• _GOAL OF THE EXERCISE_:
Skip every image and restate the data word for word.

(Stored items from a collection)
==========
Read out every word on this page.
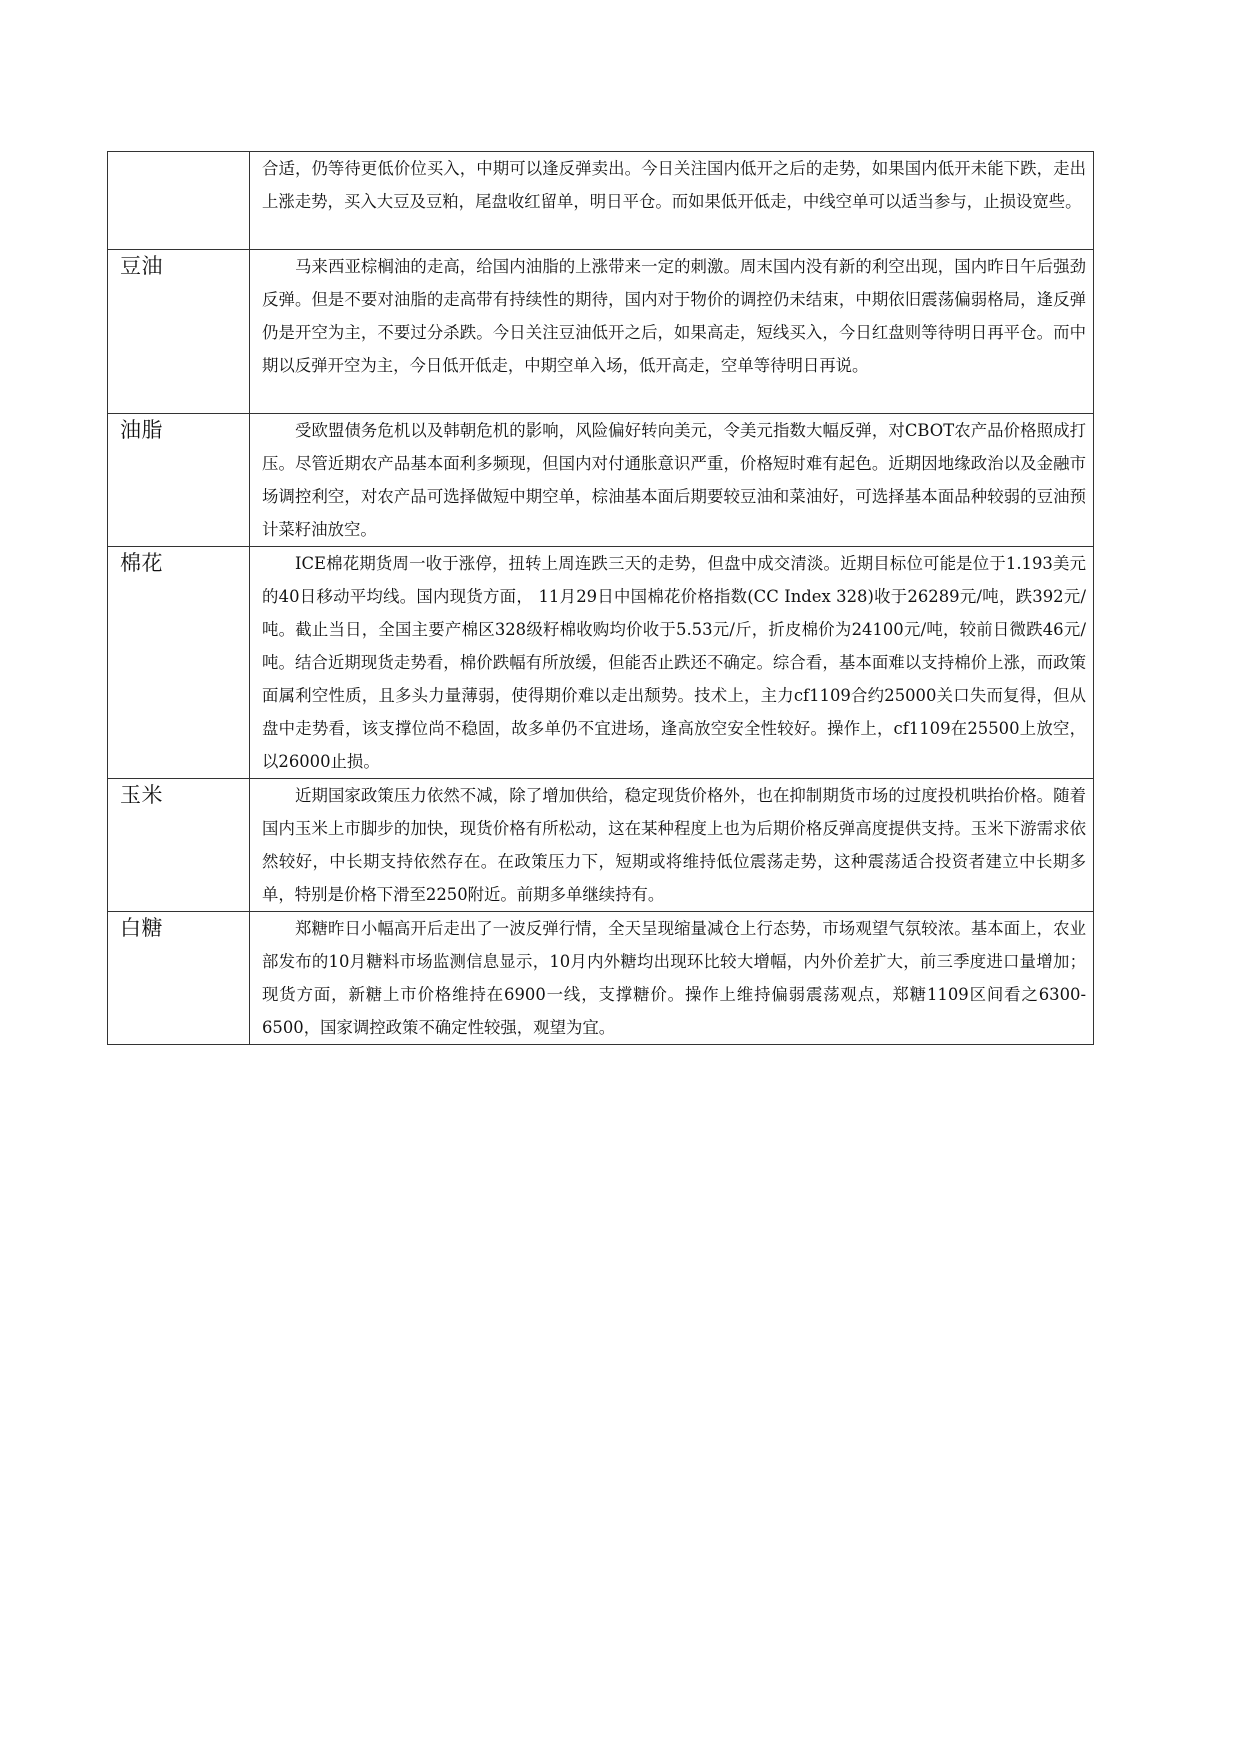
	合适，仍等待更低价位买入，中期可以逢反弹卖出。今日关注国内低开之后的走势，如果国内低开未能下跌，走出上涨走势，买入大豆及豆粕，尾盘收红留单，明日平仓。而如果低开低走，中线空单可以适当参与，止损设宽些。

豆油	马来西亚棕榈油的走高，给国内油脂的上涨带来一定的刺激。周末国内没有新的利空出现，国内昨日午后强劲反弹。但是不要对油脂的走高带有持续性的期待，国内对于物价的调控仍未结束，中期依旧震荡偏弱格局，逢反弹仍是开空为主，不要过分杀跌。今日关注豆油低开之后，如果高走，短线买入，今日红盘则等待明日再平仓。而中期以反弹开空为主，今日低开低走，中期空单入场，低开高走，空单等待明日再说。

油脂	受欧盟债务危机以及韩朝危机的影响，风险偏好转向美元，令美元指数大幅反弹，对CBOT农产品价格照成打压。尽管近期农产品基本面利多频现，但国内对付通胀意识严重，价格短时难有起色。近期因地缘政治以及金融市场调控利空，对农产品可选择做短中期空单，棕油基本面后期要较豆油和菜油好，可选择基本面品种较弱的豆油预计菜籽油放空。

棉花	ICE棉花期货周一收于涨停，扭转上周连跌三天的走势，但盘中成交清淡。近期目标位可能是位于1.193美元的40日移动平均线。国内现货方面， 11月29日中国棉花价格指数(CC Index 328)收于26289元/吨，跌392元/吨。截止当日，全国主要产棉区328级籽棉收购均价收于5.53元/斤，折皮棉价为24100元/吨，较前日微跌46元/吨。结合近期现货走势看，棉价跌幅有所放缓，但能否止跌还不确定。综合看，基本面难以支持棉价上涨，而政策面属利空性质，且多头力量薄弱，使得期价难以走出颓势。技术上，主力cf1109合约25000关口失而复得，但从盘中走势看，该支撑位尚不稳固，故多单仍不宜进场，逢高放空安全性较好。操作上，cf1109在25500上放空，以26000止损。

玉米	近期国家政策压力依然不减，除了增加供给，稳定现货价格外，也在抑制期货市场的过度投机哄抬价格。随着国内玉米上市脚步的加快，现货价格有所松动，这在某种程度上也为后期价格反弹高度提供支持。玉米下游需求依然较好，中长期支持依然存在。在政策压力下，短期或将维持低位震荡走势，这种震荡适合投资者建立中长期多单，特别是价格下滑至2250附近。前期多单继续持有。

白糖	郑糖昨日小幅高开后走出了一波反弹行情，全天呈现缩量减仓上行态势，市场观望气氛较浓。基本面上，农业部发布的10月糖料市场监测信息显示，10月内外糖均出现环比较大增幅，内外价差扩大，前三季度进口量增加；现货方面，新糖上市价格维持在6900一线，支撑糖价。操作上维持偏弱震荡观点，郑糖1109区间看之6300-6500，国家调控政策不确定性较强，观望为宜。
==========
• _CORRECT RESULT_:
Read out every word on this page.
	合适，仍等待更低价位买入，中期可以逢反弹卖出。今日关注国内低开之后的走势，如果国内低开未能下跌，走出上涨走势，买入大豆及豆粕，尾盘收红留单，明日平仓。而如果低开低走，中线空单可以适当参与，止损设宽些。

豆油	马来西亚棕榈油的走高，给国内油脂的上涨带来一定的刺激。周末国内没有新的利空出现，国内昨日午后强劲反弹。但是不要对油脂的走高带有持续性的期待，国内对于物价的调控仍未结束，中期依旧震荡偏弱格局，逢反弹仍是开空为主，不要过分杀跌。今日关注豆油低开之后，如果高走，短线买入，今日红盘则等待明日再平仓。而中期以反弹开空为主，今日低开低走，中期空单入场，低开高走，空单等待明日再说。

油脂	受欧盟债务危机以及韩朝危机的影响，风险偏好转向美元，令美元指数大幅反弹，对CBOT农产品价格照成打压。尽管近期农产品基本面利多频现，但国内对付通胀意识严重，价格短时难有起色。近期因地缘政治以及金融市场调控利空，对农产品可选择做短中期空单，棕油基本面后期要较豆油和菜油好，可选择基本面品种较弱的豆油预计菜籽油放空。

棉花	ICE棉花期货周一收于涨停，扭转上周连跌三天的走势，但盘中成交清淡。近期目标位可能是位于1.193美元的40日移动平均线。国内现货方面， 11月29日中国棉花价格指数(CC Index 328)收于26289元/吨，跌392元/吨。截止当日，全国主要产棉区328级籽棉收购均价收于5.53元/斤，折皮棉价为24100元/吨，较前日微跌46元/吨。结合近期现货走势看，棉价跌幅有所放缓，但能否止跌还不确定。综合看，基本面难以支持棉价上涨，而政策面属利空性质，且多头力量薄弱，使得期价难以走出颓势。技术上，主力cf1109合约25000关口失而复得，但从盘中走势看，该支撑位尚不稳固，故多单仍不宜进场，逢高放空安全性较好。操作上，cf1109在25500上放空，以26000止损。

玉米	近期国家政策压力依然不减，除了增加供给，稳定现货价格外，也在抑制期货市场的过度投机哄抬价格。随着国内玉米上市脚步的加快，现货价格有所松动，这在某种程度上也为后期价格反弹高度提供支持。玉米下游需求依然较好，中长期支持依然存在。在政策压力下，短期或将维持低位震荡走势，这种震荡适合投资者建立中长期多单，特别是价格下滑至2250附近。前期多单继续持有。

白糖	郑糖昨日小幅高开后走出了一波反弹行情，全天呈现缩量减仓上行态势，市场观望气氛较浓。基本面上，农业部发布的10月糖料市场监测信息显示，10月内外糖均出现环比较大增幅，内外价差扩大，前三季度进口量增加；现货方面，新糖上市价格维持在6900一线，支撑糖价。操作上维持偏弱震荡观点，郑糖1109区间看之6300-6500，国家调控政策不确定性较强，观望为宜。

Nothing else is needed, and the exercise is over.